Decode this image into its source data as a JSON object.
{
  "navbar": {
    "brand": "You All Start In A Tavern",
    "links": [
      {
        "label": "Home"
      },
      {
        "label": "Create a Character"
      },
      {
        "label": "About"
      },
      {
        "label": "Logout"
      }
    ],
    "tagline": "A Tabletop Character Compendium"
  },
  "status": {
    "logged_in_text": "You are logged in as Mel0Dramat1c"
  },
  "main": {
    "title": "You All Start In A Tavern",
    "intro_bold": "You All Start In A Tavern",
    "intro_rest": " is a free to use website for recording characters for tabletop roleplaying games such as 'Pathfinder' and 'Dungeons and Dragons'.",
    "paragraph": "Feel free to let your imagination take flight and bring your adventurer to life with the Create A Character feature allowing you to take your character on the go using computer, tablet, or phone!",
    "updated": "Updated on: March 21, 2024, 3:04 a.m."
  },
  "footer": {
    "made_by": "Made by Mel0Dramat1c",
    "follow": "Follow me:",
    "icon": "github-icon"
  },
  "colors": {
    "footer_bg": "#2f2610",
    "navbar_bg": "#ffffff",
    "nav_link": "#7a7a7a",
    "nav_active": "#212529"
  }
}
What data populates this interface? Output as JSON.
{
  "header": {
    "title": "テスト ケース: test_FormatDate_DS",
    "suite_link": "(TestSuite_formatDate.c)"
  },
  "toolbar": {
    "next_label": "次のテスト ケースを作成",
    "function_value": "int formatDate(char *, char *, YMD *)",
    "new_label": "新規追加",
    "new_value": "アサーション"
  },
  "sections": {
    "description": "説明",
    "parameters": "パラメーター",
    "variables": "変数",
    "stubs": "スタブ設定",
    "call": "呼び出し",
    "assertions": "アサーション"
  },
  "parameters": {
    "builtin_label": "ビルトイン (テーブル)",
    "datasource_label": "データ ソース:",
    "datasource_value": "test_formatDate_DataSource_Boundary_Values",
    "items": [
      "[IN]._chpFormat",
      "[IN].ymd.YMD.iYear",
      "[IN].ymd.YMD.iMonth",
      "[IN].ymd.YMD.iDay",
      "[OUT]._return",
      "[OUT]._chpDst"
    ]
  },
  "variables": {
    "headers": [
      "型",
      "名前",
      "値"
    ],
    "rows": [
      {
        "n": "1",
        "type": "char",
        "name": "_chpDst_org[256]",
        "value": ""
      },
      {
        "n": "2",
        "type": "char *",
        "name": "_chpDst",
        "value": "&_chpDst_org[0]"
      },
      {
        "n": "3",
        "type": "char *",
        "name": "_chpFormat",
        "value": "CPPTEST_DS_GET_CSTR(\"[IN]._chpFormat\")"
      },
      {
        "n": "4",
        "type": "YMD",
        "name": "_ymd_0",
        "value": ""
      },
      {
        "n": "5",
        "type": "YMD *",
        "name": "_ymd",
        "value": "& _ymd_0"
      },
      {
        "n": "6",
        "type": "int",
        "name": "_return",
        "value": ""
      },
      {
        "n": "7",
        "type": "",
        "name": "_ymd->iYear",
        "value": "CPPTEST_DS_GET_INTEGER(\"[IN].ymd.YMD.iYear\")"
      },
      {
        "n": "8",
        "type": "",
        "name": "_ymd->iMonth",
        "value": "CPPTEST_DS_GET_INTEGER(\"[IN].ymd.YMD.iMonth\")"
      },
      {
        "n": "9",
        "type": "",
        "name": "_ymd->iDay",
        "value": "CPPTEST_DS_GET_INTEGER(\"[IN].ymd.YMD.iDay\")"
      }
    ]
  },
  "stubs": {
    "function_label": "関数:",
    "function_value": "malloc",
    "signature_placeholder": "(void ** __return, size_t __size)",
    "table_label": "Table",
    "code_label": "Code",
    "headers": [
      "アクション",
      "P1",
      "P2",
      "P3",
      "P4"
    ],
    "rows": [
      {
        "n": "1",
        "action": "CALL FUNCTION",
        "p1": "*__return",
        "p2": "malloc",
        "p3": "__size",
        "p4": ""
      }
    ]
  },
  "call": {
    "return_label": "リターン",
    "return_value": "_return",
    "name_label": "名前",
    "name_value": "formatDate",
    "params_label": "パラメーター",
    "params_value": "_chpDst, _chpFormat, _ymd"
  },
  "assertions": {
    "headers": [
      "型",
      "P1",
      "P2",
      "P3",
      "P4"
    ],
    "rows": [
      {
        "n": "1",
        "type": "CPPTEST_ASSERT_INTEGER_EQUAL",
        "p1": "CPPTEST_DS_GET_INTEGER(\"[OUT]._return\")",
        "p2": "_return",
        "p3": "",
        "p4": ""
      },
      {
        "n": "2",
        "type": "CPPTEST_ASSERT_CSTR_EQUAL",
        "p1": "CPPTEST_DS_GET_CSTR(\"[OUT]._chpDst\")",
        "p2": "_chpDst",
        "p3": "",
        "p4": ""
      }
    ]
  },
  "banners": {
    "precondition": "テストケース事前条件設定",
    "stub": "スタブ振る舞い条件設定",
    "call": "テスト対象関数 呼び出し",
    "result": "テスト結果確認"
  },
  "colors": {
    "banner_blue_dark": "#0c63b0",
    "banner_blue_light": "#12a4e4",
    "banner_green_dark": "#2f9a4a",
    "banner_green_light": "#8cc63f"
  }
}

====================

#### [TASK OBJECTIVE]
Copy out each line of the entries that holds "iMonth".

#### [FINISHED ANSWER]
      "[IN].ymd.YMD.iMonth",
        "name": "_ymd->iMonth",
        "value": "CPPTEST_DS_GET_INTEGER(\"[IN].ymd.YMD.iMonth\")"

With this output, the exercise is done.